WHAT YOU ARE ASKED TO DO:
Extract, from the records beneath this instruction, each line that contains the word "Переключатели".

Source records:
______________________________
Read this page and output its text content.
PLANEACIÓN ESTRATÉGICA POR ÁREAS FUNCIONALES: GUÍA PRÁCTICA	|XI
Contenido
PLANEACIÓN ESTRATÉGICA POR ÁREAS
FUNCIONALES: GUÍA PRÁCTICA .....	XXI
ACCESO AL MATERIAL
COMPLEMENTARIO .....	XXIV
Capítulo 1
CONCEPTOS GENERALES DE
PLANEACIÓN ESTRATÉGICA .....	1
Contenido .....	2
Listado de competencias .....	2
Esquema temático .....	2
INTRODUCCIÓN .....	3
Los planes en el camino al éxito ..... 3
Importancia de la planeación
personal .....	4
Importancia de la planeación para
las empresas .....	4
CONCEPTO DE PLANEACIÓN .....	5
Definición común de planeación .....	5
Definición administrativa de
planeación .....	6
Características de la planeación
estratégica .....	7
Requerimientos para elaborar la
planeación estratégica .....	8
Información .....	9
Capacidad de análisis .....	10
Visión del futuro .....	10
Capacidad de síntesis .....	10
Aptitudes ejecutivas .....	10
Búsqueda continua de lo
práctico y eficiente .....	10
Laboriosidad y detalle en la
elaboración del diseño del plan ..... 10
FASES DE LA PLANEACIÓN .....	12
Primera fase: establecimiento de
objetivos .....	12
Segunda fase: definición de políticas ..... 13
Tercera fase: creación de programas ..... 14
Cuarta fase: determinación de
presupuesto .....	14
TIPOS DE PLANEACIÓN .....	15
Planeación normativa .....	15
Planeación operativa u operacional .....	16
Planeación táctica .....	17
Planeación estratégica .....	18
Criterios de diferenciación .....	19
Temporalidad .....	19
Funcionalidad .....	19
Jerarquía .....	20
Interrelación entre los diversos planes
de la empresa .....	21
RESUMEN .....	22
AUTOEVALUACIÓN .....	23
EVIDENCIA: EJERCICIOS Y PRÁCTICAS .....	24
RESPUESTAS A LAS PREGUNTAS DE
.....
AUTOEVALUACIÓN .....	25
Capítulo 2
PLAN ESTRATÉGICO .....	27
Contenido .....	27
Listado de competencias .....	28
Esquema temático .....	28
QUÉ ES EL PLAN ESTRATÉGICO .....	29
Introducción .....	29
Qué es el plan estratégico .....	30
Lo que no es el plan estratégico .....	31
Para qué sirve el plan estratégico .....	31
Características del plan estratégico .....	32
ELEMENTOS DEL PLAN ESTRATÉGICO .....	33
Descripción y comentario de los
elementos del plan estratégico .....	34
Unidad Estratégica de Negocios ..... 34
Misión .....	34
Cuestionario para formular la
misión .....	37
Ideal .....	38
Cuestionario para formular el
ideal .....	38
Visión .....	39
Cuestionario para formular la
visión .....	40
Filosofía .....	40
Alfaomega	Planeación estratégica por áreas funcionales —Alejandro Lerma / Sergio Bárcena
______________________________
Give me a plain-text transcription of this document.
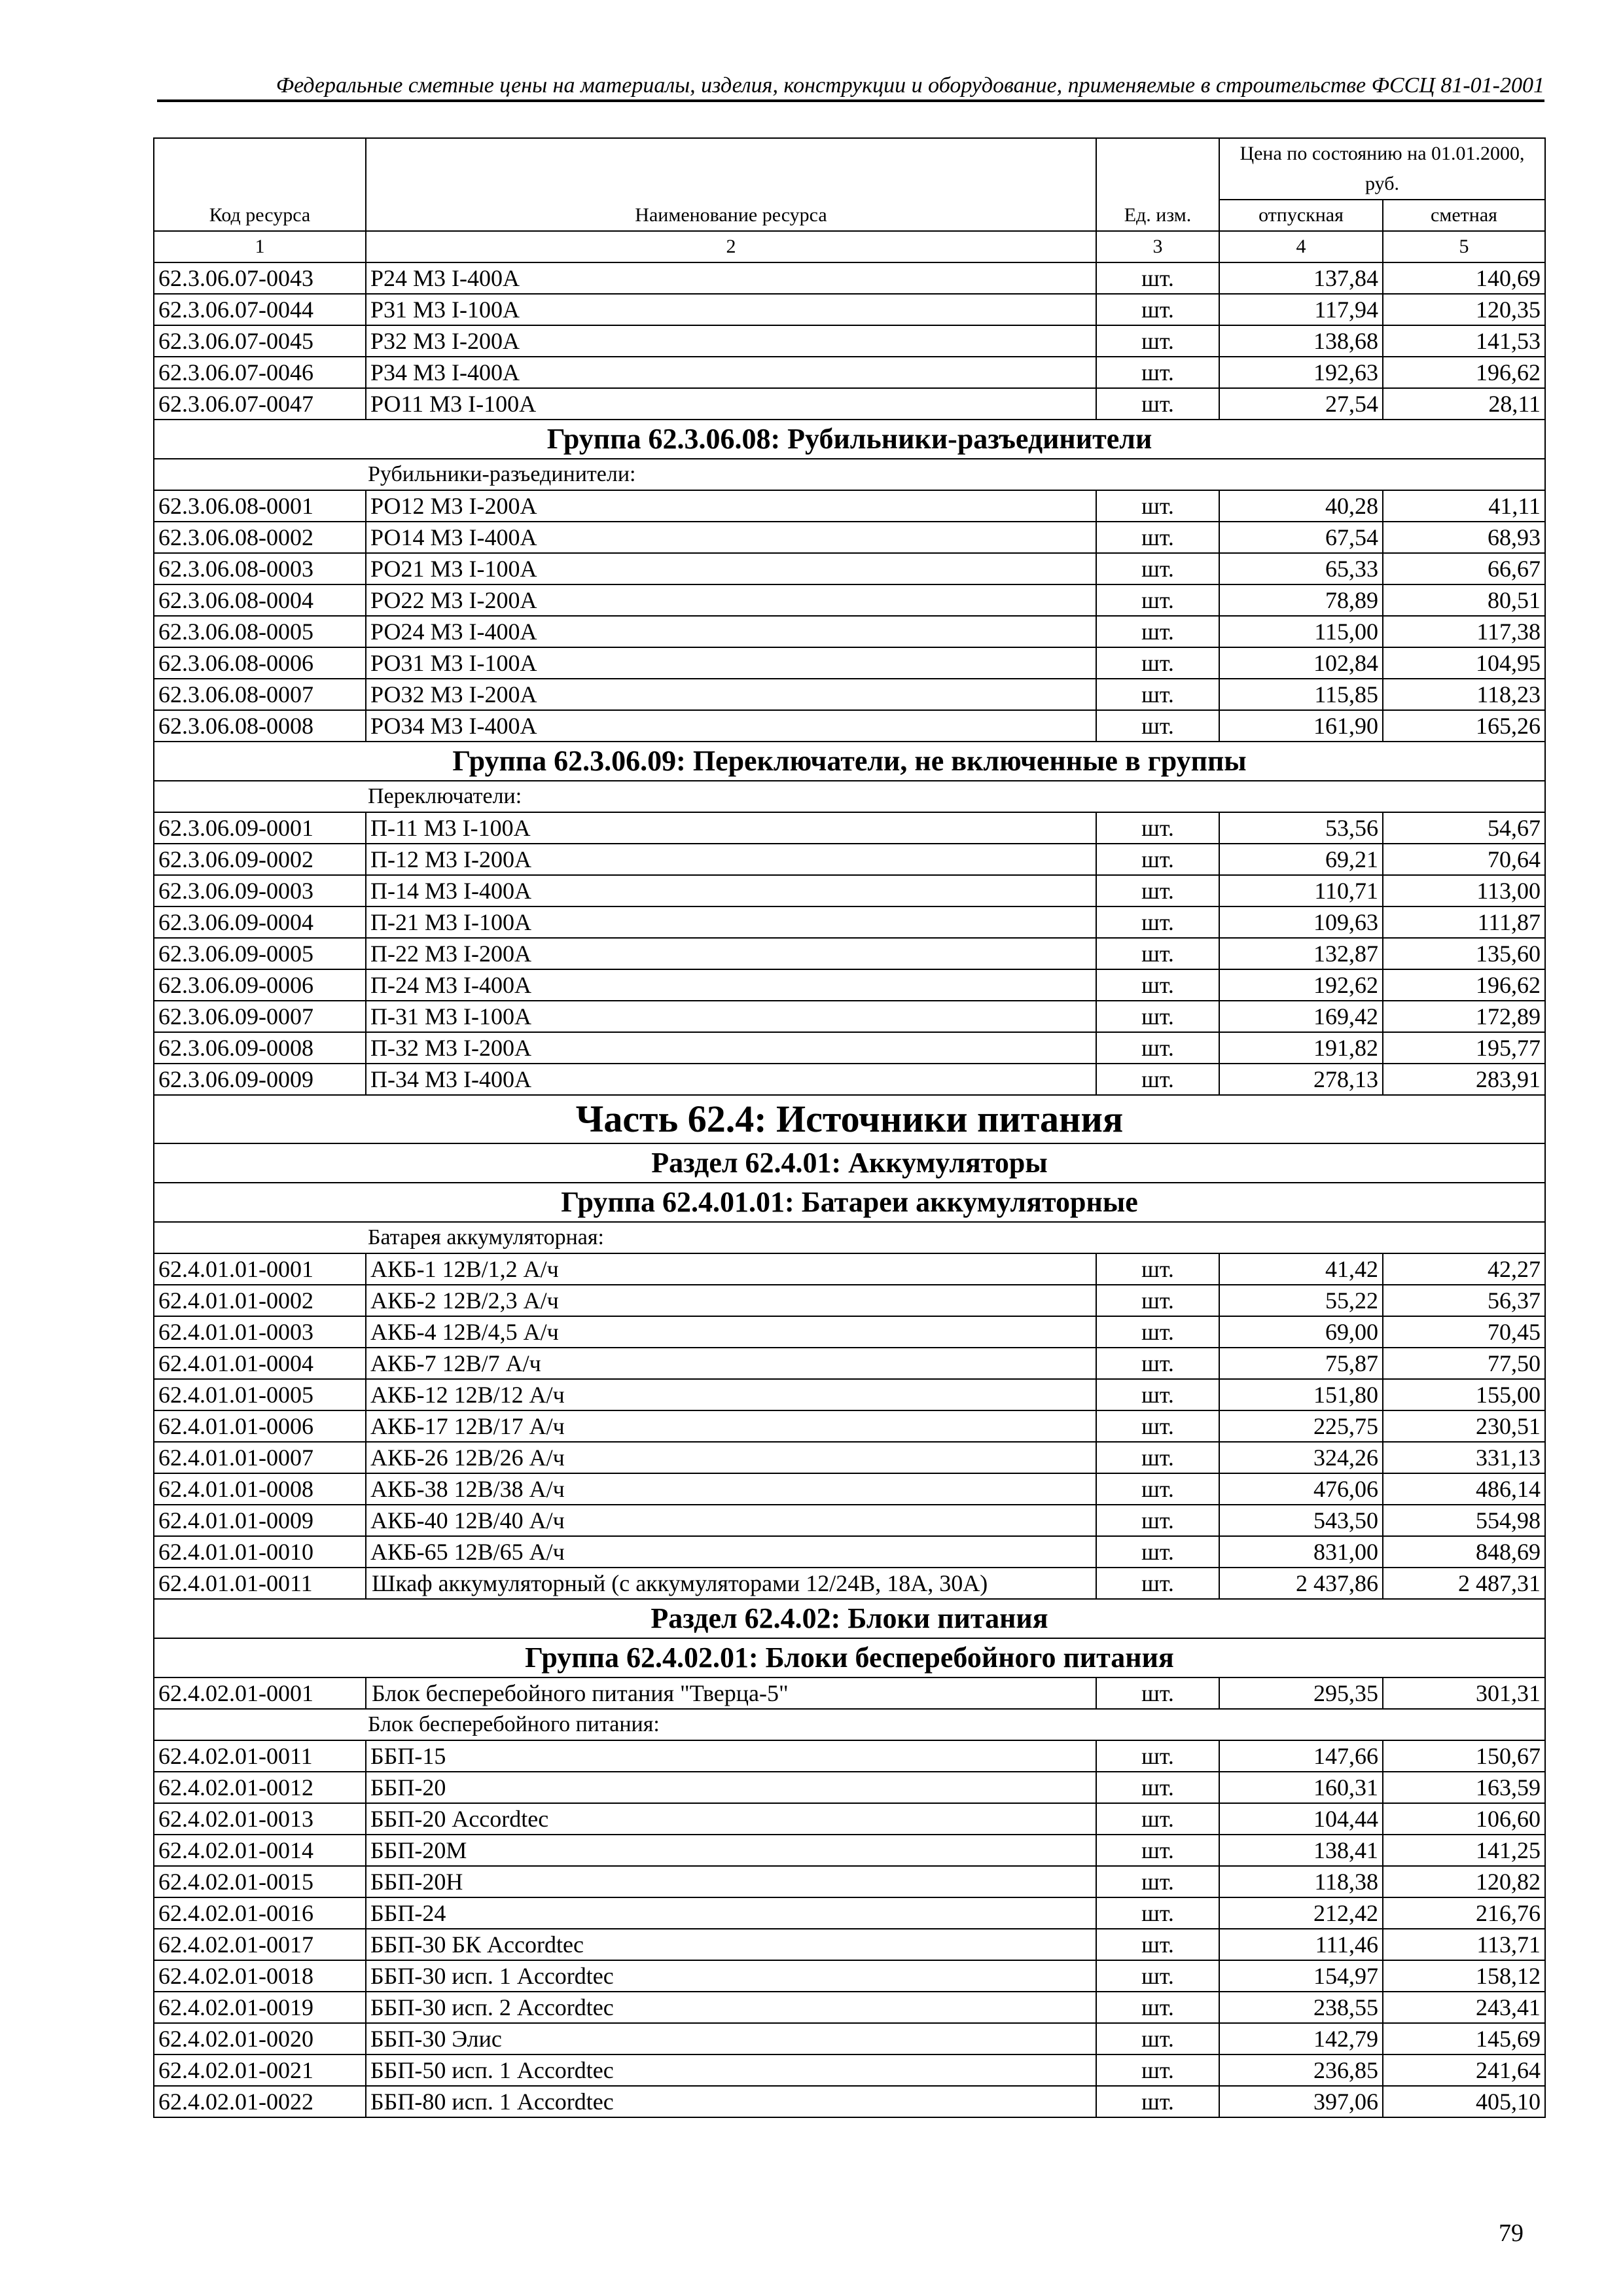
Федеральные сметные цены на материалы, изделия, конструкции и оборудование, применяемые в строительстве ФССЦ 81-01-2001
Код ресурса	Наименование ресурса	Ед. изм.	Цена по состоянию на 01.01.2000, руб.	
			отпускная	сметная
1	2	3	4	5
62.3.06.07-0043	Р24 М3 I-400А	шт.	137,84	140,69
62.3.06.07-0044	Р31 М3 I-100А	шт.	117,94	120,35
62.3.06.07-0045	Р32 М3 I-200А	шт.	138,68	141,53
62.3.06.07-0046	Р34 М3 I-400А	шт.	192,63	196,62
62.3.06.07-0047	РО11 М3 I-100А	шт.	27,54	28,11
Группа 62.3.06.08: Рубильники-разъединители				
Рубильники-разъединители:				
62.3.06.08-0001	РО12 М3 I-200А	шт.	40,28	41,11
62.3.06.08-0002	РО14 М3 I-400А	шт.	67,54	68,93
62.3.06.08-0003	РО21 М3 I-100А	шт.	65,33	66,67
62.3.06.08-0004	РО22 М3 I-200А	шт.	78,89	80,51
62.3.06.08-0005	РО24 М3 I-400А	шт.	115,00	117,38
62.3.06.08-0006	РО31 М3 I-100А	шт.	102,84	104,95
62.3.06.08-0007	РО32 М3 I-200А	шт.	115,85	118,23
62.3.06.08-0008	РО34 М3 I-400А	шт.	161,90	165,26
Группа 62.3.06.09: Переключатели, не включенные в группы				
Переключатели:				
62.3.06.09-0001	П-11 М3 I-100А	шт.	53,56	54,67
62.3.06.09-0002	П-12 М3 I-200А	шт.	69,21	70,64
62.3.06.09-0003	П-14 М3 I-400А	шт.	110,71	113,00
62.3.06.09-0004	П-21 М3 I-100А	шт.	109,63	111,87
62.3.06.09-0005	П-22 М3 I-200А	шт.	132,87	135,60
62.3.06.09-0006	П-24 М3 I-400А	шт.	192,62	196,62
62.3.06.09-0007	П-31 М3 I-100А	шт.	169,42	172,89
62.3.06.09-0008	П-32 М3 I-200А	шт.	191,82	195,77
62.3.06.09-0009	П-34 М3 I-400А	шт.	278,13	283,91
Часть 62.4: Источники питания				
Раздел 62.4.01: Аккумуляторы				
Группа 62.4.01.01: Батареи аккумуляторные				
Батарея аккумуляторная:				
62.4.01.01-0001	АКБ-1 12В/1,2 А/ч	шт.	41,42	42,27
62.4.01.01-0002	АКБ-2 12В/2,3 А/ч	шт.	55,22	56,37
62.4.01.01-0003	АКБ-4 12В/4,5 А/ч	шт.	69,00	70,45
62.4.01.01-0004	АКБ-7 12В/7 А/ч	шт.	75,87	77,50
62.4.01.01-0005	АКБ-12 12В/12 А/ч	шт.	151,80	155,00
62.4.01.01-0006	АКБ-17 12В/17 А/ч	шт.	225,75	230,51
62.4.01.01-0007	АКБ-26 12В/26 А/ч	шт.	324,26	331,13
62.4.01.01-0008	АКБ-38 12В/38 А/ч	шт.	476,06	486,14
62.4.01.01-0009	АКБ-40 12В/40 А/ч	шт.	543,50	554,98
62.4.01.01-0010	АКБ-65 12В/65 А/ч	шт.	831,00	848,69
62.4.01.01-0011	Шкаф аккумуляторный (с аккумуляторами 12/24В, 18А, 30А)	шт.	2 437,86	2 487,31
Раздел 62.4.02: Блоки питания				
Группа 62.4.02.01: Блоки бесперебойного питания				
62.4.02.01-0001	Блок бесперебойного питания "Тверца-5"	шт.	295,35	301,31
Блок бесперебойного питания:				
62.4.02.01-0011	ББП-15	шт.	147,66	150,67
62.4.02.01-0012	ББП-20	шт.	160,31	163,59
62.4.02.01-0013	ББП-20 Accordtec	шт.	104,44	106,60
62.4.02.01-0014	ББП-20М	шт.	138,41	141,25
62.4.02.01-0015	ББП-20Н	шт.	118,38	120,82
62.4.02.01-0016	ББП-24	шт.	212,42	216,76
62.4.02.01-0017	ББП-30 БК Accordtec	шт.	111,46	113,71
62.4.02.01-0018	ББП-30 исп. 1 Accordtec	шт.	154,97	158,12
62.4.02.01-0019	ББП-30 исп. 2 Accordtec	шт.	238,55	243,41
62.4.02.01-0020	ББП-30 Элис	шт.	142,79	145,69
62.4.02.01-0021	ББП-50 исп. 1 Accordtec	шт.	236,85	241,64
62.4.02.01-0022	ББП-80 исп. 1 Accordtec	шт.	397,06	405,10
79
______________________________
EXPECTED OUTPUT:
Группа 62.3.06.09: Переключатели, не включенные в группы				
Переключатели:				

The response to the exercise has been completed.